| What to do |
Filter the lines below, copying only those with the string "Students".

| Material to process |
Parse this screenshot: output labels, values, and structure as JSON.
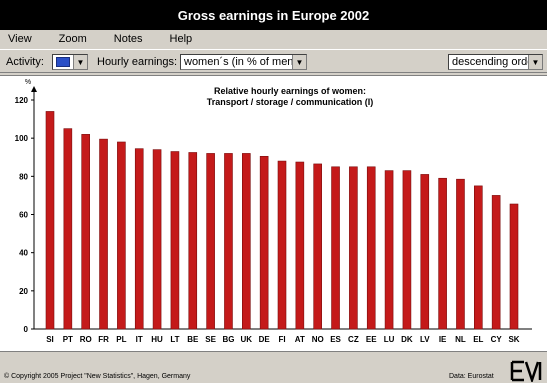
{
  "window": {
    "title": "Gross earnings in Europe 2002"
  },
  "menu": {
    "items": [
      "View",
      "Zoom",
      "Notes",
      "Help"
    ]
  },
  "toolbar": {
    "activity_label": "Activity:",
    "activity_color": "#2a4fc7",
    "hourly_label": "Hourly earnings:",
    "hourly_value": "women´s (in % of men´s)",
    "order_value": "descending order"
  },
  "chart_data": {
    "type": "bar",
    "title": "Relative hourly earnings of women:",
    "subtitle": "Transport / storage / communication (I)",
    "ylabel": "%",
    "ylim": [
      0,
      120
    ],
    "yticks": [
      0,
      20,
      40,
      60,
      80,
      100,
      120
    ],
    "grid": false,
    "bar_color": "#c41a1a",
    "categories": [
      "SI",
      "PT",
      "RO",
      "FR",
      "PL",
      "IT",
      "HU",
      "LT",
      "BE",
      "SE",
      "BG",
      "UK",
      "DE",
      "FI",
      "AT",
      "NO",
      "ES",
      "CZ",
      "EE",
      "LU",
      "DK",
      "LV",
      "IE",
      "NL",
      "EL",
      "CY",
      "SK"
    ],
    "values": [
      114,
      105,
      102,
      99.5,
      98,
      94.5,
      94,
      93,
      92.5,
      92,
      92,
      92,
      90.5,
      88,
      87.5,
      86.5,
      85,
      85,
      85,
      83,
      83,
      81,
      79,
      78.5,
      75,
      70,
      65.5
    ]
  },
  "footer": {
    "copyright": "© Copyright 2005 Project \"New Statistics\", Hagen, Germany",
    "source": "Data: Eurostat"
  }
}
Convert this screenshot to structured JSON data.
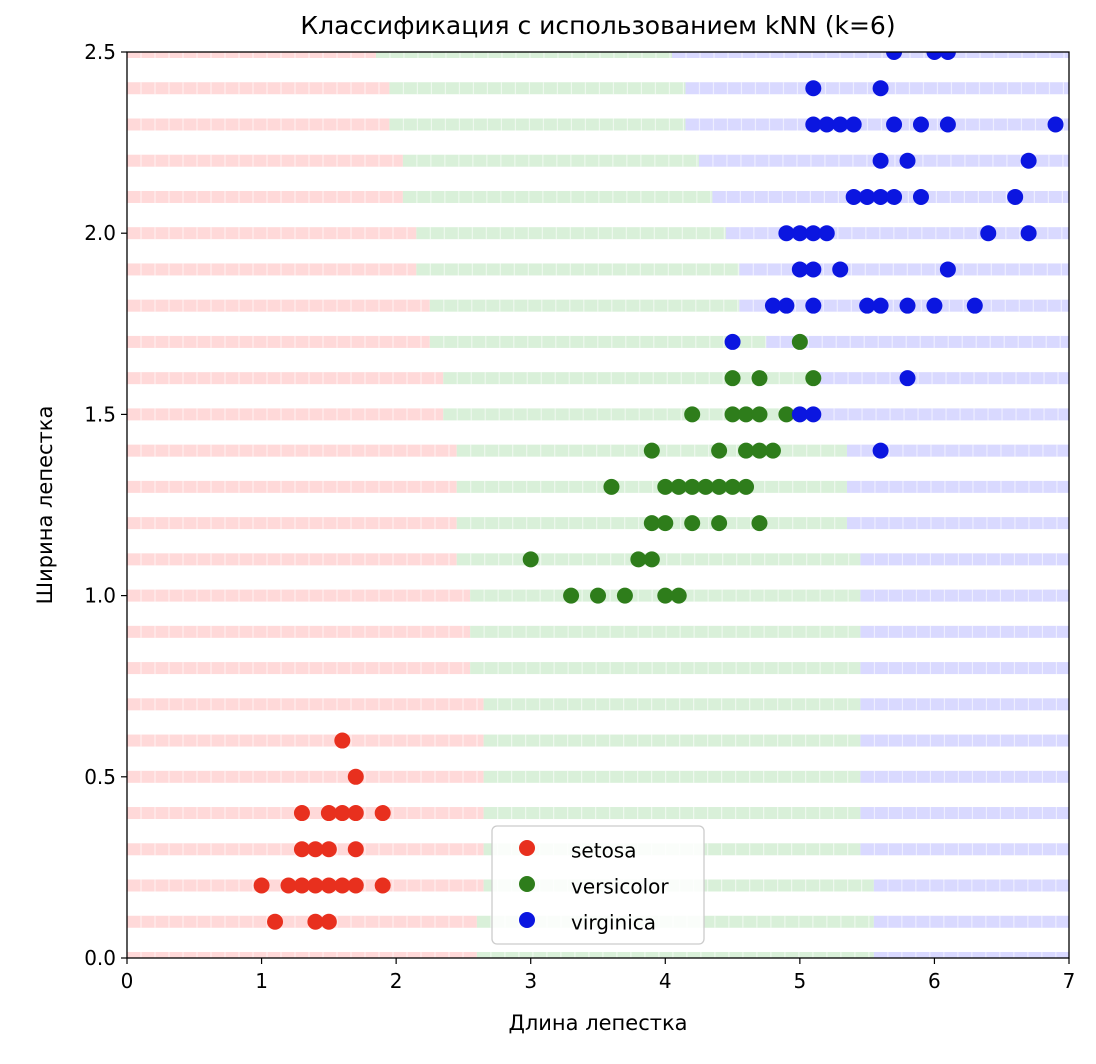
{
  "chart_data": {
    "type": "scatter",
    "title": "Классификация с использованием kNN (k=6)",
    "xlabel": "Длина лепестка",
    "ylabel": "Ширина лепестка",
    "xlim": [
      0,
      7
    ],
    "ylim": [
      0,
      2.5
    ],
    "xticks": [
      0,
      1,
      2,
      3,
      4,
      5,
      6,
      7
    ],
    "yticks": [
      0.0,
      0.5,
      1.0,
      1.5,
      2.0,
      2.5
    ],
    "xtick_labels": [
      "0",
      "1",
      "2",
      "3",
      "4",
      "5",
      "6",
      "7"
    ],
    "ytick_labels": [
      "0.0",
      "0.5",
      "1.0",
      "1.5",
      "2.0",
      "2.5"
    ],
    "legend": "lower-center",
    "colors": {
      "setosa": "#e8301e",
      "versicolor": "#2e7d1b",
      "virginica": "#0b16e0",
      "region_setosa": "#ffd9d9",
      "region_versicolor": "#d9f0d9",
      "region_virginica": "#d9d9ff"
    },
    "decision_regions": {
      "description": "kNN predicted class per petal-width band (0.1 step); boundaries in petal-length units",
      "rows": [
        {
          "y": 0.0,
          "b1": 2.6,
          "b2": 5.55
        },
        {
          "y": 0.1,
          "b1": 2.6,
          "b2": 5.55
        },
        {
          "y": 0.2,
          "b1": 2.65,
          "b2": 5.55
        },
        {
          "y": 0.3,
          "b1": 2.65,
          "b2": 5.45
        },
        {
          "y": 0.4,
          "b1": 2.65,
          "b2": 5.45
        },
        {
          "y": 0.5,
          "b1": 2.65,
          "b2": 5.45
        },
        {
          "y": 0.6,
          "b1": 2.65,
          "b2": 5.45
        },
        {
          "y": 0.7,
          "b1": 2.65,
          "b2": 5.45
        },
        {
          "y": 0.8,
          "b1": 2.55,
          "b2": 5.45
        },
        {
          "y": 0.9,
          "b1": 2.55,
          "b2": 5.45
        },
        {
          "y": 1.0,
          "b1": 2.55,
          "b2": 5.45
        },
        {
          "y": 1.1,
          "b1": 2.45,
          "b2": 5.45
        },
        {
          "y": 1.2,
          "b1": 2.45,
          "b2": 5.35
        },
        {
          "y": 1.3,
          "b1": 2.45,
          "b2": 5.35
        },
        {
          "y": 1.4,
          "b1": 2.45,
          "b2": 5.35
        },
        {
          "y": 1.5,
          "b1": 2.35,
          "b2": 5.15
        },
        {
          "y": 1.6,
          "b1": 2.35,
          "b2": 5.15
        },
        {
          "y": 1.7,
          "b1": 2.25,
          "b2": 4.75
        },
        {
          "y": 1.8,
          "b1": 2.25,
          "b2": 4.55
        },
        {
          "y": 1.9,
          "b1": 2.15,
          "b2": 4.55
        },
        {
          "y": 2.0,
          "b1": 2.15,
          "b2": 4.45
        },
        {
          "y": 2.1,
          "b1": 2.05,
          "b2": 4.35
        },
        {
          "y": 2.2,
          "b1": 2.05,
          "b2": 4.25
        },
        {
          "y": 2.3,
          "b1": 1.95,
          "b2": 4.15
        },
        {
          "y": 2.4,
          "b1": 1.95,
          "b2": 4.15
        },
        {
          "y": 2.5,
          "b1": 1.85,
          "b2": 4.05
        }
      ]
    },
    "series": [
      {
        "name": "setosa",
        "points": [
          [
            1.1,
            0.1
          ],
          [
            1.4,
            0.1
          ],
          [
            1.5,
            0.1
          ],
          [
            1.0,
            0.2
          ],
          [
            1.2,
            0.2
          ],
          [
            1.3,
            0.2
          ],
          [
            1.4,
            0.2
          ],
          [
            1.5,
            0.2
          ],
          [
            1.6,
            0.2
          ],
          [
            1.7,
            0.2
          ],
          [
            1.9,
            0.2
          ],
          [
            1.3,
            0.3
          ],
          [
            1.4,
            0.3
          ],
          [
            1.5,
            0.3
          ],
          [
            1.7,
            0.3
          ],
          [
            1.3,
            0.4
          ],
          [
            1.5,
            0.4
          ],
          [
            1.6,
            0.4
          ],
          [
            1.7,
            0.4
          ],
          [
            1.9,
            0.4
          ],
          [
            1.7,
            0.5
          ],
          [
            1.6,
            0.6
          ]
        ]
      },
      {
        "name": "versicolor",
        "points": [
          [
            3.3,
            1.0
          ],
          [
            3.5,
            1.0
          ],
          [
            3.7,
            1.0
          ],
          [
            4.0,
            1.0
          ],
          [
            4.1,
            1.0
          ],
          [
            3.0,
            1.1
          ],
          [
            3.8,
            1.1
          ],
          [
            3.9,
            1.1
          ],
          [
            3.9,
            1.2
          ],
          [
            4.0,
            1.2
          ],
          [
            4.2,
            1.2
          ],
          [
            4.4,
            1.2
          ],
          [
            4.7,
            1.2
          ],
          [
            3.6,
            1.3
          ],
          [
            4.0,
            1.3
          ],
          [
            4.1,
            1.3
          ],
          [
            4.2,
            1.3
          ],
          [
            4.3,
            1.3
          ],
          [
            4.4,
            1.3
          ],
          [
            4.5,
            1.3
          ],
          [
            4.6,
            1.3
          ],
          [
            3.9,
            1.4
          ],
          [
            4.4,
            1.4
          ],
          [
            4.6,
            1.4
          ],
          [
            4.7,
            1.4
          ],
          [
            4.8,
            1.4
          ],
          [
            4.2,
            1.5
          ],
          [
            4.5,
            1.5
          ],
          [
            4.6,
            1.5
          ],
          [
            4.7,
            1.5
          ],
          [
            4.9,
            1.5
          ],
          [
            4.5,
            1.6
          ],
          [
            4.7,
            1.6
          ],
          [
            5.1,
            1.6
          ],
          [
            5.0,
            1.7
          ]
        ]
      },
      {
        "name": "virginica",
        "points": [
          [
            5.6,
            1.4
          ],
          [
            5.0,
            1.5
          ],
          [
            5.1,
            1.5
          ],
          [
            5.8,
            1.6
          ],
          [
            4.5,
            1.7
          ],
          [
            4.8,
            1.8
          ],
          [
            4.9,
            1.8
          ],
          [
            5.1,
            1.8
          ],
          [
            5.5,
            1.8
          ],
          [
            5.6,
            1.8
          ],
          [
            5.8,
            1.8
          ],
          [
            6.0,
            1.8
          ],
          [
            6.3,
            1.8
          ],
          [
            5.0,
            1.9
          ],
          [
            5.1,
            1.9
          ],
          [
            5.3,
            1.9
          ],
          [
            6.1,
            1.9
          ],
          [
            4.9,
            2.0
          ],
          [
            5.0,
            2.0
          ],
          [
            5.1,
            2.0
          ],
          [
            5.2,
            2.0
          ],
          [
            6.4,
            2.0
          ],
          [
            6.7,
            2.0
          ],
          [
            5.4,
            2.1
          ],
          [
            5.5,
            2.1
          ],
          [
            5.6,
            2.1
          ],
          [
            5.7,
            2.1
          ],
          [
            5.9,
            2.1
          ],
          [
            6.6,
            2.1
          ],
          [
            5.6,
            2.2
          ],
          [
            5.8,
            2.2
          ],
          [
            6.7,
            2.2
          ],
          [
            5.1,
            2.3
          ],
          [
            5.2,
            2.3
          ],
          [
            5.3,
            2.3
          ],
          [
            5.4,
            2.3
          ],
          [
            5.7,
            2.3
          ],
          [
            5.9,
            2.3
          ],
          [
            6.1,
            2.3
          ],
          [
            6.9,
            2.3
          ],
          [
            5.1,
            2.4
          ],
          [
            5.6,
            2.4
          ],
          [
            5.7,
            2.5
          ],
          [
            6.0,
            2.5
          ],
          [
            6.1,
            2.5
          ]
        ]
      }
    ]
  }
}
---
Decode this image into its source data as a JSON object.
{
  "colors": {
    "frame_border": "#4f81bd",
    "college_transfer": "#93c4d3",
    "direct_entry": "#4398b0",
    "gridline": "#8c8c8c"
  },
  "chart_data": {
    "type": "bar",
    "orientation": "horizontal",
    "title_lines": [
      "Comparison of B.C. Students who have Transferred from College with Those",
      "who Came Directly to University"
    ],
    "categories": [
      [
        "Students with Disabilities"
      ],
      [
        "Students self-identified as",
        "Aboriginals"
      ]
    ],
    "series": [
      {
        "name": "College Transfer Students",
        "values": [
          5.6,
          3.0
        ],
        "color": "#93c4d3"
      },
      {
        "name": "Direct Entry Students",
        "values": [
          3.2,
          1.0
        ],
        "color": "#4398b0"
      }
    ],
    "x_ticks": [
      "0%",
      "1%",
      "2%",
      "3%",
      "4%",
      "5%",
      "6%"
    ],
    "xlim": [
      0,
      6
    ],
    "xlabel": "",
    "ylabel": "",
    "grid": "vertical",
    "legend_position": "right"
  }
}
==
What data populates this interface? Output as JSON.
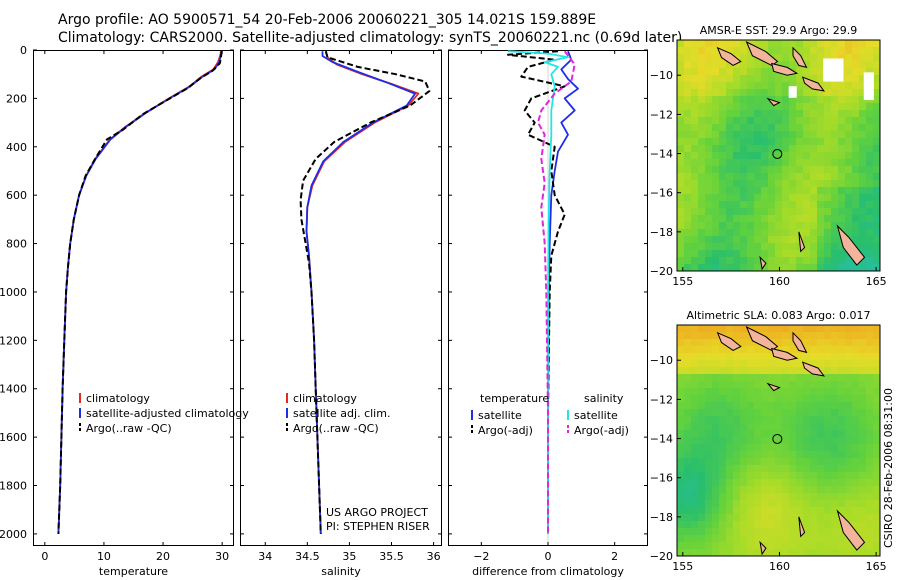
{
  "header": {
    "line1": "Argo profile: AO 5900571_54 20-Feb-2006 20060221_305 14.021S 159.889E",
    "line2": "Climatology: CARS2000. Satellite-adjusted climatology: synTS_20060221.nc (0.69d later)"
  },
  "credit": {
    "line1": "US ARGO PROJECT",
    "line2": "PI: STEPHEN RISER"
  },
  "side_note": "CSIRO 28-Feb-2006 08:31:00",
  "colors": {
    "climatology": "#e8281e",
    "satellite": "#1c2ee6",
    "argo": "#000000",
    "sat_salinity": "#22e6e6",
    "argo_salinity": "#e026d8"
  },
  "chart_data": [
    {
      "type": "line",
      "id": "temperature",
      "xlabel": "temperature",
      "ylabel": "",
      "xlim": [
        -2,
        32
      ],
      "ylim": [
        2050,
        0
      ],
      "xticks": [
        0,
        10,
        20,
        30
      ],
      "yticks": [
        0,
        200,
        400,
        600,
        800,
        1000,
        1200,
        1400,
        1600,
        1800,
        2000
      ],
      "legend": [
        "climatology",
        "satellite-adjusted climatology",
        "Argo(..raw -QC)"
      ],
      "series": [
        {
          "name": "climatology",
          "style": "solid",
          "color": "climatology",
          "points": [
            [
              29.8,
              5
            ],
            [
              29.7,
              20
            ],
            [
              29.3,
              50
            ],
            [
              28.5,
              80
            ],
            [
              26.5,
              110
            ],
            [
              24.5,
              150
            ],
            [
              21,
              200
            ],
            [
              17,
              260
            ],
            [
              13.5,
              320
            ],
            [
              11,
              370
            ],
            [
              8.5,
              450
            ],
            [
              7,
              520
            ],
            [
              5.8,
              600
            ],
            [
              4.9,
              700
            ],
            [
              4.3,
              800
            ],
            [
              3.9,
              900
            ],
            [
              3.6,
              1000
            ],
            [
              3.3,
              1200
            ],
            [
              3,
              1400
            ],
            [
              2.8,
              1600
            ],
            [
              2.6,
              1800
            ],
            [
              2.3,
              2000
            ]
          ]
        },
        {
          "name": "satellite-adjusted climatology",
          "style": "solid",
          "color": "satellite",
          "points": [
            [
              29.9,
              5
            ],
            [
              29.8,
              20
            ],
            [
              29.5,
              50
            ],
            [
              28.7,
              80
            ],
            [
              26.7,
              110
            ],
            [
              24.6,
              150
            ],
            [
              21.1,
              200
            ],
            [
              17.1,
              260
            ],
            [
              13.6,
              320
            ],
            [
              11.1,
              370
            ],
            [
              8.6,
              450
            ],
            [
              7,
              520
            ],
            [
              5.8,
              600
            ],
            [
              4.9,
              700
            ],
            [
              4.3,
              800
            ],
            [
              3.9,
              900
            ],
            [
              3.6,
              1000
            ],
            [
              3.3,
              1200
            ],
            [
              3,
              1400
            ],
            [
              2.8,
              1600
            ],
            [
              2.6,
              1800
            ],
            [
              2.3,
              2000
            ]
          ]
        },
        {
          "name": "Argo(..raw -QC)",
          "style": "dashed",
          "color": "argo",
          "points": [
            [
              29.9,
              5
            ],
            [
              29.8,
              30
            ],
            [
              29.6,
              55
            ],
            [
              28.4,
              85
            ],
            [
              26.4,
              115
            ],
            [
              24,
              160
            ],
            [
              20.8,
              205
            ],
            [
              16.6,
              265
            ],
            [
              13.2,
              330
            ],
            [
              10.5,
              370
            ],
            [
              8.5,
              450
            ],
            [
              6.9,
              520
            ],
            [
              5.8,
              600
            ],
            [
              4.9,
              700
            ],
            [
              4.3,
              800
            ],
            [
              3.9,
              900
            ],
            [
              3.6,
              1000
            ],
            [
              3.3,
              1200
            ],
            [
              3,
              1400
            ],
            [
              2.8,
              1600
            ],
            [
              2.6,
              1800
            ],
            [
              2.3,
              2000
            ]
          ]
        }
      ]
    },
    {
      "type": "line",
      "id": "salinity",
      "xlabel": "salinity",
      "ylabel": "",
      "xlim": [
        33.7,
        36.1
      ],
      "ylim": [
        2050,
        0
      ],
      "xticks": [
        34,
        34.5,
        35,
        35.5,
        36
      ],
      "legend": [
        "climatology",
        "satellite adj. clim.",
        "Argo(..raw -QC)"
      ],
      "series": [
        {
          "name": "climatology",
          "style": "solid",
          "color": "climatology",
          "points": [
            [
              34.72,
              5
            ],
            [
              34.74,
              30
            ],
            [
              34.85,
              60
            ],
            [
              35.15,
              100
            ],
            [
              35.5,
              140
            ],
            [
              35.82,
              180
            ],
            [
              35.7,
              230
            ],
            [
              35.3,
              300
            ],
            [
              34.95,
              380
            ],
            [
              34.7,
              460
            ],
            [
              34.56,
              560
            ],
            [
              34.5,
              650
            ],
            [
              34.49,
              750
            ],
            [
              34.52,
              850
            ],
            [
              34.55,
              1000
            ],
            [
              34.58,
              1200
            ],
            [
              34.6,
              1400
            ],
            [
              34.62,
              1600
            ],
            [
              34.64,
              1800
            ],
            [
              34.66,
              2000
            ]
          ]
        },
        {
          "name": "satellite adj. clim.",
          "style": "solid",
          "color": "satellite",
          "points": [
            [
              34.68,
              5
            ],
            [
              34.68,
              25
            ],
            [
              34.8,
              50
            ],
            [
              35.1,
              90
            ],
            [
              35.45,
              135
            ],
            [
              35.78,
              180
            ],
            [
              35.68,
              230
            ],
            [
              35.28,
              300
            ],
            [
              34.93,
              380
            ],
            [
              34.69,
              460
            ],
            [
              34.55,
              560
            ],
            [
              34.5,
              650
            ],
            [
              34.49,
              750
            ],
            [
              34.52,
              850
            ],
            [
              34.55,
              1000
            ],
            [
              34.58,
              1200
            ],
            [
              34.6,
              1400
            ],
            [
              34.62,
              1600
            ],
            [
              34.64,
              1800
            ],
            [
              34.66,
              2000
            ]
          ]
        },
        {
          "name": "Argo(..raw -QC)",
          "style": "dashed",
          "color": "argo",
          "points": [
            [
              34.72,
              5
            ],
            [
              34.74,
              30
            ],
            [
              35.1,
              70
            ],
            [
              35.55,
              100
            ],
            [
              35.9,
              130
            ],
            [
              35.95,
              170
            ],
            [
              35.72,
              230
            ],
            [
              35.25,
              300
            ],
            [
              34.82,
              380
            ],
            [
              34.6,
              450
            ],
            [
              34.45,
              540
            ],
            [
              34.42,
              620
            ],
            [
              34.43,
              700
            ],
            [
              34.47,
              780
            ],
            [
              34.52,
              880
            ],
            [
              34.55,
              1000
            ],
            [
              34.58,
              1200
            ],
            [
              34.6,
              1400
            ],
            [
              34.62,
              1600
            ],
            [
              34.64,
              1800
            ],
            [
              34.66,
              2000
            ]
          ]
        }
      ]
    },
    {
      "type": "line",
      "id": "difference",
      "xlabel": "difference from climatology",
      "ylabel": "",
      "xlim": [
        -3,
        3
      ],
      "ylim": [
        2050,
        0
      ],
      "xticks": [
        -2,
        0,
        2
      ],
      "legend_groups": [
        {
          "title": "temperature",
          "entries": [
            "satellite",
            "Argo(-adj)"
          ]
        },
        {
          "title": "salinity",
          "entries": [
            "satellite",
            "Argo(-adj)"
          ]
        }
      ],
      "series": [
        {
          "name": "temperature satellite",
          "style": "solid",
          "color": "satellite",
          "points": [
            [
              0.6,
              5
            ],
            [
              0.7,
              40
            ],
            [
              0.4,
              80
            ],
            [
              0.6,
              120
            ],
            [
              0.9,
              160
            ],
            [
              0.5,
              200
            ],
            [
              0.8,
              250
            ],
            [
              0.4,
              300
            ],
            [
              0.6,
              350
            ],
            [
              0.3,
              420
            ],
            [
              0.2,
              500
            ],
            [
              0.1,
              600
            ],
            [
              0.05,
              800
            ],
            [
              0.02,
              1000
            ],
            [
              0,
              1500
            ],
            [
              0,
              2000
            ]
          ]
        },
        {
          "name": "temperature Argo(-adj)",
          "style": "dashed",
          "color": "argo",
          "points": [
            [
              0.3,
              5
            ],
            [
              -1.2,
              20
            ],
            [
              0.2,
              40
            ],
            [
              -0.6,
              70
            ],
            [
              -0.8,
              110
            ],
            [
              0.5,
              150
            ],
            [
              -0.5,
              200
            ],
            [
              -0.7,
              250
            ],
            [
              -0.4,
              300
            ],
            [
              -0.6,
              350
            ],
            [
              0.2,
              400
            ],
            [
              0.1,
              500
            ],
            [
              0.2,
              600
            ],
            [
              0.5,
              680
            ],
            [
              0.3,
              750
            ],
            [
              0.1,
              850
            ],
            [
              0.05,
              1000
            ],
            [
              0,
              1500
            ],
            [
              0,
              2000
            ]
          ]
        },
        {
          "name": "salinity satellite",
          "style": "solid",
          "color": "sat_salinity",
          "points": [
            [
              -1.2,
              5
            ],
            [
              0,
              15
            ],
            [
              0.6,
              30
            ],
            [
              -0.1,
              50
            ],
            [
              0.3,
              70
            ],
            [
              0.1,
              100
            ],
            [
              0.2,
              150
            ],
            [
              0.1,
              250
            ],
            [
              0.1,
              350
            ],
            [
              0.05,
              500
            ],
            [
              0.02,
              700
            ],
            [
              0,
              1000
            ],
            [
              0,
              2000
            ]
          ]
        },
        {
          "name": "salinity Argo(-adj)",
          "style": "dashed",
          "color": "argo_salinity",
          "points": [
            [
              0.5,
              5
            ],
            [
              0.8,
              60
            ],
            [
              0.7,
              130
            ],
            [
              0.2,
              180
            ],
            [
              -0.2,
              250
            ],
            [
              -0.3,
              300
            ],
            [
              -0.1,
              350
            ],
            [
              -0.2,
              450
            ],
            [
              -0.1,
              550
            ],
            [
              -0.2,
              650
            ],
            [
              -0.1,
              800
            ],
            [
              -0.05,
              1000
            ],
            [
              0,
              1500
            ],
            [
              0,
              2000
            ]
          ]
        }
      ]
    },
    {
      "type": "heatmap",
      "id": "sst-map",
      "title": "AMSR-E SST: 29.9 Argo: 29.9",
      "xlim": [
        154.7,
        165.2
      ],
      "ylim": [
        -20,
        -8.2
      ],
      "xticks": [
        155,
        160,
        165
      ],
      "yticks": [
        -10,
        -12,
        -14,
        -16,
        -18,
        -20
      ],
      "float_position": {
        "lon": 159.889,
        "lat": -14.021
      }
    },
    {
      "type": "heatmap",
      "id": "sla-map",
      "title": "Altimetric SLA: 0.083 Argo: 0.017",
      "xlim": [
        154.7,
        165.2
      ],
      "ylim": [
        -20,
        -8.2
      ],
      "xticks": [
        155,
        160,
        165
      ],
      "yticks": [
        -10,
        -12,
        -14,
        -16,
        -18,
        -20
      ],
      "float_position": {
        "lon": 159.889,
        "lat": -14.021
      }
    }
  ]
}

| Answer to this problem |
      "Comparison of B.C. Students who have Transferred from College with Those",
        "Students with Disabilities"
        "Students self-identified as",
        "name": "College Transfer Students",
        "name": "Direct Entry Students",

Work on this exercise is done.